**MATERIALS PROVIDED**:
--- Start ---

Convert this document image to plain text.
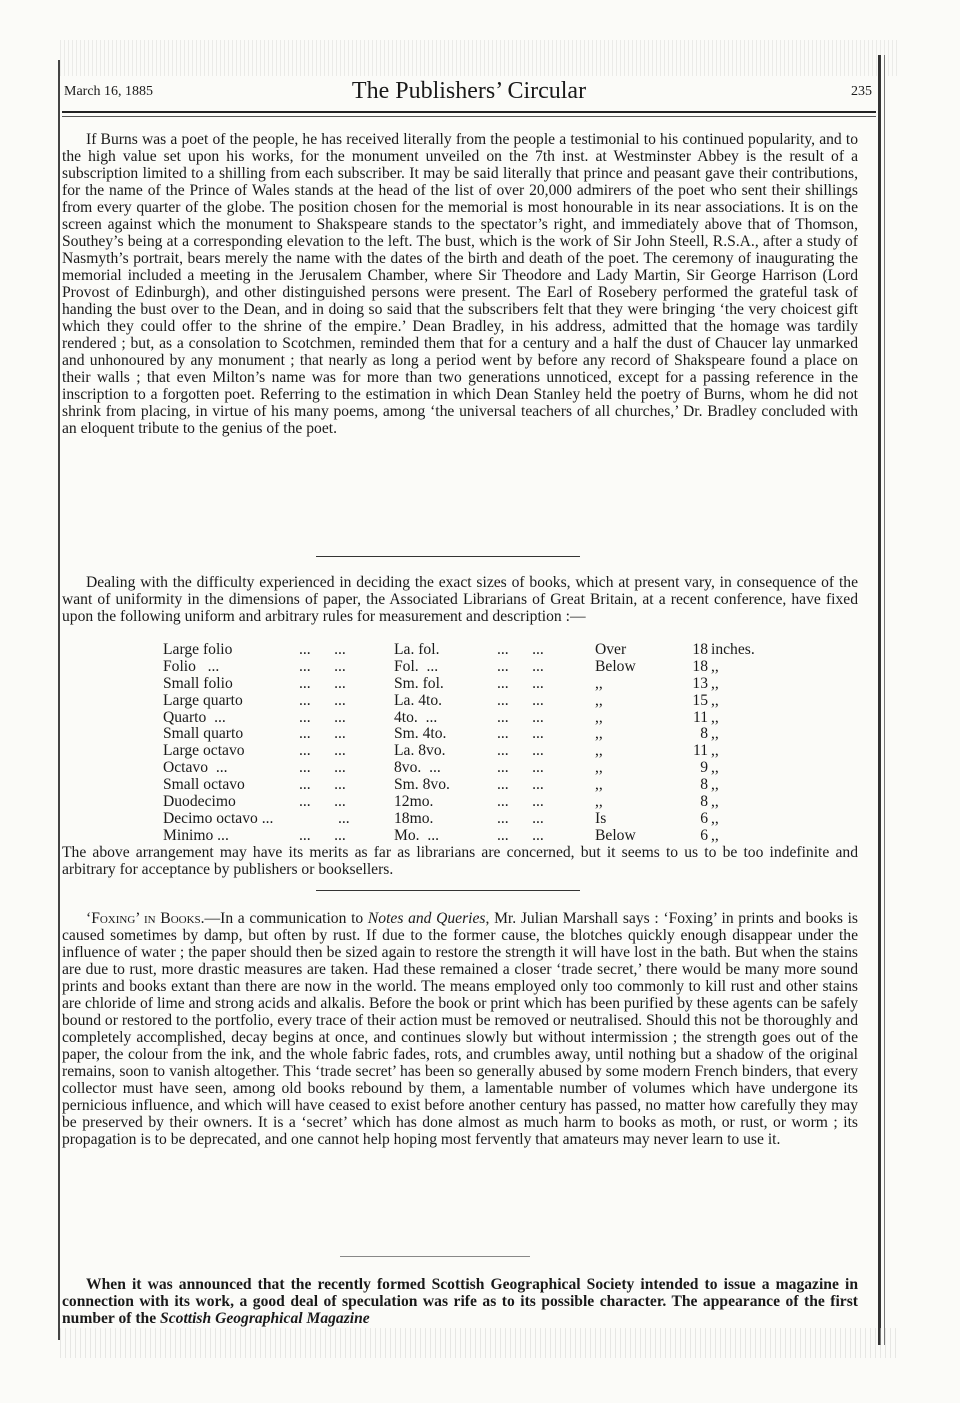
March 16, 1885	The Publishers’ Circular	235

If Burns was a poet of the people, he has received literally from the people a testimonial to his continued popularity, and to the high value set upon his works, for the monument unveiled on the 7th inst. at Westminster Abbey is the result of a subscription limited to a shilling from each subscriber. It may be said literally that prince and peasant gave their contributions, for the name of the Prince of Wales stands at the head of the list of over 20,000 admirers of the poet who sent their shillings from every quarter of the globe. The position chosen for the memorial is most honourable in its near associations. It is on the screen against which the monument to Shakspeare stands to the spectator’s right, and immediately above that of Thomson, Southey’s being at a corresponding elevation to the left. The bust, which is the work of Sir John Steell, R.S.A., after a study of Nasmyth’s portrait, bears merely the name with the dates of the birth and death of the poet. The ceremony of inaugurating the memorial included a meeting in the Jerusalem Chamber, where Sir Theodore and Lady Martin, Sir George Harrison (Lord Provost of Edinburgh), and other distinguished persons were present. The Earl of Rosebery performed the grateful task of handing the bust over to the Dean, and in doing so said that the subscribers felt that they were bringing ‘the very choicest gift which they could offer to the shrine of the empire.’ Dean Bradley, in his address, admitted that the homage was tardily rendered ; but, as a consolation to Scotchmen, reminded them that for a century and a half the dust of Chaucer lay unmarked and unhonoured by any monument ; that nearly as long a period went by before any record of Shakspeare found a place on their walls ; that even Milton’s name was for more than two generations unnoticed, except for a passing reference in the inscription to a forgotten poet. Referring to the estimation in which Dean Stanley held the poetry of Burns, whom he did not shrink from placing, in virtue of his many poems, among ‘the universal teachers of all churches,’ Dr. Bradley concluded with an eloquent tribute to the genius of the poet.

Dealing with the difficulty experienced in deciding the exact sizes of books, which at present vary, in consequence of the want of uniformity in the dimensions of paper, the Associated Librarians of Great Britain, at a recent conference, have fixed upon the following uniform and arbitrary rules for measurement and description :—

Large folio	...      ...	La. fol.	...      ...	Over	18 inches.
Folio   ...	...      ...	Fol.  ...	...      ...	Below	18 ,,
Small folio	...      ...	Sm. fol.	...      ...	,,	13 ,,
Large quarto	...      ...	La. 4to.	...      ...	,,	15 ,,
Quarto  ...	...      ...	4to.  ...	...      ...	,,	11 ,,
Small quarto	...      ...	Sm. 4to.	...      ...	,,	8 ,,
Large octavo	...      ...	La. 8vo.	...      ...	,,	11 ,,
Octavo  ...	...      ...	8vo.  ...	...      ...	,,	9 ,,
Small octavo	...      ...	Sm. 8vo.	...      ...	,,	8 ,,
Duodecimo	...      ...	12mo.	...      ...	,,	8 ,,
Decimo octavo ... ...	18mo.	...      ...	Is	6 ,,
Minimo ...	...      ...	Mo.  ...	...      ...	Below	6 ,,

The above arrangement may have its merits as far as librarians are concerned, but it seems to us to be too indefinite and arbitrary for acceptance by publishers or booksellers.

‘Foxing’ in Books.—In a communication to Notes and Queries, Mr. Julian Marshall says : ‘Foxing’ in prints and books is caused sometimes by damp, but often by rust. If due to the former cause, the blotches quickly enough disappear under the influence of water ; the paper should then be sized again to restore the strength it will have lost in the bath. But when the stains are due to rust, more drastic measures are taken. Had these remained a closer ‘trade secret,’ there would be many more sound prints and books extant than there are now in the world. The means employed only too commonly to kill rust and other stains are chloride of lime and strong acids and alkalis. Before the book or print which has been purified by these agents can be safely bound or restored to the portfolio, every trace of their action must be removed or neutralised. Should this not be thoroughly and completely accomplished, decay begins at once, and continues slowly but without intermission ; the strength goes out of the paper, the colour from the ink, and the whole fabric fades, rots, and crumbles away, until nothing but a shadow of the original remains, soon to vanish altogether. This ‘trade secret’ has been so generally abused by some modern French binders, that every collector must have seen, among old books rebound by them, a lamentable number of volumes which have undergone its pernicious influence, and which will have ceased to exist before another century has passed, no matter how carefully they may be preserved by their owners. It is a ‘secret’ which has done almost as much harm to books as moth, or rust, or worm ; its propagation is to be deprecated, and one cannot help hoping most fervently that amateurs may never learn to use it.

When it was announced that the recently formed Scottish Geographical Society intended to issue a magazine in connection with its work, a good deal of speculation was rife as to its possible character. The appearance of the first number of the Scottish Geographical Magazine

--- End ---

**EXERCISE DETAILS**:
Repeat each entry exactly as given; no pictures belong in the copy.

**EXPECTED OUTPUT**:
Convert this document image to plain text.
March 16, 1885	The Publishers’ Circular	235

If Burns was a poet of the people, he has received literally from the people a testimonial to his continued popularity, and to the high value set upon his works, for the monument unveiled on the 7th inst. at Westminster Abbey is the result of a subscription limited to a shilling from each subscriber. It may be said literally that prince and peasant gave their contributions, for the name of the Prince of Wales stands at the head of the list of over 20,000 admirers of the poet who sent their shillings from every quarter of the globe. The position chosen for the memorial is most honourable in its near associations. It is on the screen against which the monument to Shakspeare stands to the spectator’s right, and immediately above that of Thomson, Southey’s being at a corresponding elevation to the left. The bust, which is the work of Sir John Steell, R.S.A., after a study of Nasmyth’s portrait, bears merely the name with the dates of the birth and death of the poet. The ceremony of inaugurating the memorial included a meeting in the Jerusalem Chamber, where Sir Theodore and Lady Martin, Sir George Harrison (Lord Provost of Edinburgh), and other distinguished persons were present. The Earl of Rosebery performed the grateful task of handing the bust over to the Dean, and in doing so said that the subscribers felt that they were bringing ‘the very choicest gift which they could offer to the shrine of the empire.’ Dean Bradley, in his address, admitted that the homage was tardily rendered ; but, as a consolation to Scotchmen, reminded them that for a century and a half the dust of Chaucer lay unmarked and unhonoured by any monument ; that nearly as long a period went by before any record of Shakspeare found a place on their walls ; that even Milton’s name was for more than two generations unnoticed, except for a passing reference in the inscription to a forgotten poet. Referring to the estimation in which Dean Stanley held the poetry of Burns, whom he did not shrink from placing, in virtue of his many poems, among ‘the universal teachers of all churches,’ Dr. Bradley concluded with an eloquent tribute to the genius of the poet.

Dealing with the difficulty experienced in deciding the exact sizes of books, which at present vary, in consequence of the want of uniformity in the dimensions of paper, the Associated Librarians of Great Britain, at a recent conference, have fixed upon the following uniform and arbitrary rules for measurement and description :—

Large folio	...      ...	La. fol.	...      ...	Over	18 inches.
Folio   ...	...      ...	Fol.  ...	...      ...	Below	18 ,,
Small folio	...      ...	Sm. fol.	...      ...	,,	13 ,,
Large quarto	...      ...	La. 4to.	...      ...	,,	15 ,,
Quarto  ...	...      ...	4to.  ...	...      ...	,,	11 ,,
Small quarto	...      ...	Sm. 4to.	...      ...	,,	8 ,,
Large octavo	...      ...	La. 8vo.	...      ...	,,	11 ,,
Octavo  ...	...      ...	8vo.  ...	...      ...	,,	9 ,,
Small octavo	...      ...	Sm. 8vo.	...      ...	,,	8 ,,
Duodecimo	...      ...	12mo.	...      ...	,,	8 ,,
Decimo octavo ... ...	18mo.	...      ...	Is	6 ,,
Minimo ...	...      ...	Mo.  ...	...      ...	Below	6 ,,

The above arrangement may have its merits as far as librarians are concerned, but it seems to us to be too indefinite and arbitrary for acceptance by publishers or booksellers.

‘Foxing’ in Books.—In a communication to Notes and Queries, Mr. Julian Marshall says : ‘Foxing’ in prints and books is caused sometimes by damp, but often by rust. If due to the former cause, the blotches quickly enough disappear under the influence of water ; the paper should then be sized again to restore the strength it will have lost in the bath. But when the stains are due to rust, more drastic measures are taken. Had these remained a closer ‘trade secret,’ there would be many more sound prints and books extant than there are now in the world. The means employed only too commonly to kill rust and other stains are chloride of lime and strong acids and alkalis. Before the book or print which has been purified by these agents can be safely bound or restored to the portfolio, every trace of their action must be removed or neutralised. Should this not be thoroughly and completely accomplished, decay begins at once, and continues slowly but without intermission ; the strength goes out of the paper, the colour from the ink, and the whole fabric fades, rots, and crumbles away, until nothing but a shadow of the original remains, soon to vanish altogether. This ‘trade secret’ has been so generally abused by some modern French binders, that every collector must have seen, among old books rebound by them, a lamentable number of volumes which have undergone its pernicious influence, and which will have ceased to exist before another century has passed, no matter how carefully they may be preserved by their owners. It is a ‘secret’ which has done almost as much harm to books as moth, or rust, or worm ; its propagation is to be deprecated, and one cannot help hoping most fervently that amateurs may never learn to use it.

When it was announced that the recently formed Scottish Geographical Society intended to issue a magazine in connection with its work, a good deal of speculation was rife as to its possible character. The appearance of the first number of the Scottish Geographical Magazine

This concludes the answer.